→ Source records:
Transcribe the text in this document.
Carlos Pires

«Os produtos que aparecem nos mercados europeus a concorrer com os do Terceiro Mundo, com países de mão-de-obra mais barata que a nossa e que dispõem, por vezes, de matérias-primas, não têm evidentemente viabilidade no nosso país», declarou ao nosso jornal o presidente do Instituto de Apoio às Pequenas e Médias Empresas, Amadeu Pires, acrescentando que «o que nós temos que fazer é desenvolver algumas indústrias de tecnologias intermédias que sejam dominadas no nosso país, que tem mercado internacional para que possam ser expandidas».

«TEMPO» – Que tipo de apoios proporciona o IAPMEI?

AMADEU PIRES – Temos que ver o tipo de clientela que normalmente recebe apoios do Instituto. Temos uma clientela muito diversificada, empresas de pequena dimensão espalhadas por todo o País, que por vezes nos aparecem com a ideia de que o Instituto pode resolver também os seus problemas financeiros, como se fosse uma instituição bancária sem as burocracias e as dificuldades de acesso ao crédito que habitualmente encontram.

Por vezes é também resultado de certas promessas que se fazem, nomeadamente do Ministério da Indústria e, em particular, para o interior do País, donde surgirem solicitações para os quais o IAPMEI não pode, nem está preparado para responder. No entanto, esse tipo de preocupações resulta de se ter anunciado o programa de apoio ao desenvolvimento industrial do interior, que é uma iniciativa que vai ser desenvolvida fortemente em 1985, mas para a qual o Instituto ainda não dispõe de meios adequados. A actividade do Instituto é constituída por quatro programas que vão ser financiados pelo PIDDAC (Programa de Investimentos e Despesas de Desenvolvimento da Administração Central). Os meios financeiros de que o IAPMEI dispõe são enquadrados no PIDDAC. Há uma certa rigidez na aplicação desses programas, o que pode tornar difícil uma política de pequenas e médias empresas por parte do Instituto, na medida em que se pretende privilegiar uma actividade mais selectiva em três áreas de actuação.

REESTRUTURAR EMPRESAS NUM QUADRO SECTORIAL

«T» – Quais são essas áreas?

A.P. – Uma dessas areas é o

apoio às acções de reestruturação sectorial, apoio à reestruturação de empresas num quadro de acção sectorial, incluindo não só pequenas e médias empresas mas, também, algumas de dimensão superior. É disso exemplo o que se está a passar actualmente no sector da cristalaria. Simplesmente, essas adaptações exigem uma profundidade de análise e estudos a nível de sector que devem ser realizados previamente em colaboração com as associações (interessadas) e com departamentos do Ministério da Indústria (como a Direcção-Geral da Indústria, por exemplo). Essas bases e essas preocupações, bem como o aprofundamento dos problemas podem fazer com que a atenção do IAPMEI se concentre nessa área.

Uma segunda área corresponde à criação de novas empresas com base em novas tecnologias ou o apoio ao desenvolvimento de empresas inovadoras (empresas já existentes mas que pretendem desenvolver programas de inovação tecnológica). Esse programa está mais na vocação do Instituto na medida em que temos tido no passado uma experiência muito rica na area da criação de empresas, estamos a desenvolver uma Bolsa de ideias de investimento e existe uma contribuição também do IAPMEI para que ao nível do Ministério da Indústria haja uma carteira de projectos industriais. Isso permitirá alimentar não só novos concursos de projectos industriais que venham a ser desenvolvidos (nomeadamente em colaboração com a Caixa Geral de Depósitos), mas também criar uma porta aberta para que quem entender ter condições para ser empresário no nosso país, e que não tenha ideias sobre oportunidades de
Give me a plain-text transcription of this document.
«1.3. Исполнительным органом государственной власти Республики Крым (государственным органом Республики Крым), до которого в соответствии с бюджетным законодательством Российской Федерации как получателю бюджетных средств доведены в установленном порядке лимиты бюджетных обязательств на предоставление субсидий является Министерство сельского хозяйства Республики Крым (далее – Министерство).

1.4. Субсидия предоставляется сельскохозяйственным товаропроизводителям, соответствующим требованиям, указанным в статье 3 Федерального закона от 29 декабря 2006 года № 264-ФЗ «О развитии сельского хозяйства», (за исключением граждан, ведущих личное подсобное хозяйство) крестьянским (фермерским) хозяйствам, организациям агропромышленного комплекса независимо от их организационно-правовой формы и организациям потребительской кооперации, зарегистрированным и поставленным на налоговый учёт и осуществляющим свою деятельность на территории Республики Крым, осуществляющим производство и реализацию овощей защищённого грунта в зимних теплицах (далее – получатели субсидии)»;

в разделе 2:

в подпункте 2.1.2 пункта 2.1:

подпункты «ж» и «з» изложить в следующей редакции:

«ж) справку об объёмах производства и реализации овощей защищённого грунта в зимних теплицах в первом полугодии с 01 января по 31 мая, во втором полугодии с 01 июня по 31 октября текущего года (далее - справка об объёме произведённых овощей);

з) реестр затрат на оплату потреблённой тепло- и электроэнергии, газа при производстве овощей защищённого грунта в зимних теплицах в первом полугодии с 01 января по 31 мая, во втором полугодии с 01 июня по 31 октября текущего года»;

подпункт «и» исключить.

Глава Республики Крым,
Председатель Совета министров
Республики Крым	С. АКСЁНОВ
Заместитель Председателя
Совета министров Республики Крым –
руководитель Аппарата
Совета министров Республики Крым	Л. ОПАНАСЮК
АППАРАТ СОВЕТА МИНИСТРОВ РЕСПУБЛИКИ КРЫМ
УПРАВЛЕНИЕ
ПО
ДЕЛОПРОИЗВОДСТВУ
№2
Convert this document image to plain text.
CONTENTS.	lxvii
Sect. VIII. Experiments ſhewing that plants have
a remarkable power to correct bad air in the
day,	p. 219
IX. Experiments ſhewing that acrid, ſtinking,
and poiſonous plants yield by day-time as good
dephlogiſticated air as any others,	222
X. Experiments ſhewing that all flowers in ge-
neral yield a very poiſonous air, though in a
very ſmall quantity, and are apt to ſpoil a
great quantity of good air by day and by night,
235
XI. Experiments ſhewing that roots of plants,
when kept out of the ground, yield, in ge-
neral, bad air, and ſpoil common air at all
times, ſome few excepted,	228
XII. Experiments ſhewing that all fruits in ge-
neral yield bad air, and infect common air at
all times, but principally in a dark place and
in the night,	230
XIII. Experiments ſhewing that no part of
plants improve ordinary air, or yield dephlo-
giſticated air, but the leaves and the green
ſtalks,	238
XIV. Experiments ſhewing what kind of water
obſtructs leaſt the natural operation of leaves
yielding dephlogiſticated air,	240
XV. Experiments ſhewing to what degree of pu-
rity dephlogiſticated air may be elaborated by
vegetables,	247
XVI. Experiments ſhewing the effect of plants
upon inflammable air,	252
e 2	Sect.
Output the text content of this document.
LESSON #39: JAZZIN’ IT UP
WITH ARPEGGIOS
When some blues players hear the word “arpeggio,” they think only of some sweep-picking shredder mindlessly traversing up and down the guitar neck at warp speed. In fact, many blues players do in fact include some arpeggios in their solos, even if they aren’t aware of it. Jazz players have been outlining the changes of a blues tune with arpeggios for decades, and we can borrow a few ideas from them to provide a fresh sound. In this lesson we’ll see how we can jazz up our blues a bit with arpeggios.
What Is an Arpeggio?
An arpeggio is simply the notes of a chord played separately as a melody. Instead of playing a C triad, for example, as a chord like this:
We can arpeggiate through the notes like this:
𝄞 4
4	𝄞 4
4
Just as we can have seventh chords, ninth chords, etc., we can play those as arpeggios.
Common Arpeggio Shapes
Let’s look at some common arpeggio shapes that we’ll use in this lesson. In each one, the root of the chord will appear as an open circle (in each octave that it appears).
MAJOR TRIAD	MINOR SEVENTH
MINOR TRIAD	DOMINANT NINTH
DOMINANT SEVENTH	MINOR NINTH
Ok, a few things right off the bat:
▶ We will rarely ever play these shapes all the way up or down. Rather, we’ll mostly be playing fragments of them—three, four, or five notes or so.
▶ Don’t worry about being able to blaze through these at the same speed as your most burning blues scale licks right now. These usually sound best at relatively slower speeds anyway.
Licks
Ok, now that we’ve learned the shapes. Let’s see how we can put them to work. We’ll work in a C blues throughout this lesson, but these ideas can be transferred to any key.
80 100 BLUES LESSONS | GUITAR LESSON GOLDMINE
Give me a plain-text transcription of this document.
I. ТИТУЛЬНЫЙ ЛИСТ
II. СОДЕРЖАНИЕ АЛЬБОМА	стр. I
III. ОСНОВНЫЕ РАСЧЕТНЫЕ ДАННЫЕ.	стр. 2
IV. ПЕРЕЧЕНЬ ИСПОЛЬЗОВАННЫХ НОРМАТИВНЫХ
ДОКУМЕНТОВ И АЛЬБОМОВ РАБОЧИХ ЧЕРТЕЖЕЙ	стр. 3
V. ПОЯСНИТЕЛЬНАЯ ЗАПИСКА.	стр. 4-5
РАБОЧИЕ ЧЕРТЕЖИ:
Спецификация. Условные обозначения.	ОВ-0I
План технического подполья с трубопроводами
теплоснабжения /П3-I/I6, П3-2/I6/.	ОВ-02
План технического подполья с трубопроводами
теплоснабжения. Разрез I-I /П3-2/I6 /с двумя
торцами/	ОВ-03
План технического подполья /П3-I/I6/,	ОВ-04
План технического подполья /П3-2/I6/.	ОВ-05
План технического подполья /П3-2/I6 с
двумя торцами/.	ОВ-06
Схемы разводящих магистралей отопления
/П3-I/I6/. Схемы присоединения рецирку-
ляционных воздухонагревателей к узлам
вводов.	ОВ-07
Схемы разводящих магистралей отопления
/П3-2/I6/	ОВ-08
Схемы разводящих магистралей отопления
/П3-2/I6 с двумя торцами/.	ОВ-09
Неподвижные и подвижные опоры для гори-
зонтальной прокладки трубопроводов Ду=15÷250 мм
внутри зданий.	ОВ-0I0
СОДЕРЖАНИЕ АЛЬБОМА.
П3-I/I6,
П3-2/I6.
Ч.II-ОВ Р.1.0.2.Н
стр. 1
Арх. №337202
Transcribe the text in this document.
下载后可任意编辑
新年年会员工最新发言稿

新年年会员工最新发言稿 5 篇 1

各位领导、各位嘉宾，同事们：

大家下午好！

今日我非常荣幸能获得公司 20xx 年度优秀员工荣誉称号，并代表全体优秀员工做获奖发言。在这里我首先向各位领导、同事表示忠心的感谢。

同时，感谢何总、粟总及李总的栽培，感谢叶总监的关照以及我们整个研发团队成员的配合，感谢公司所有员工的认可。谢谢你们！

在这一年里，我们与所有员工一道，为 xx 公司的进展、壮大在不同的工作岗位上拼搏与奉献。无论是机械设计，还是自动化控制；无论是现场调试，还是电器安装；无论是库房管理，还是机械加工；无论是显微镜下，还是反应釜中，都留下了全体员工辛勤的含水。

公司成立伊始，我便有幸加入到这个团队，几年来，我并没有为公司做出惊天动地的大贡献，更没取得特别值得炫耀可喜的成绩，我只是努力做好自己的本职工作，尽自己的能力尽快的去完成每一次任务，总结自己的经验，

→ Exercise description: Return each line that includes "quantity".

→ The reply:
very ſmall quantity, and are apt to ſpoil a
great quantity of good air by day and by night,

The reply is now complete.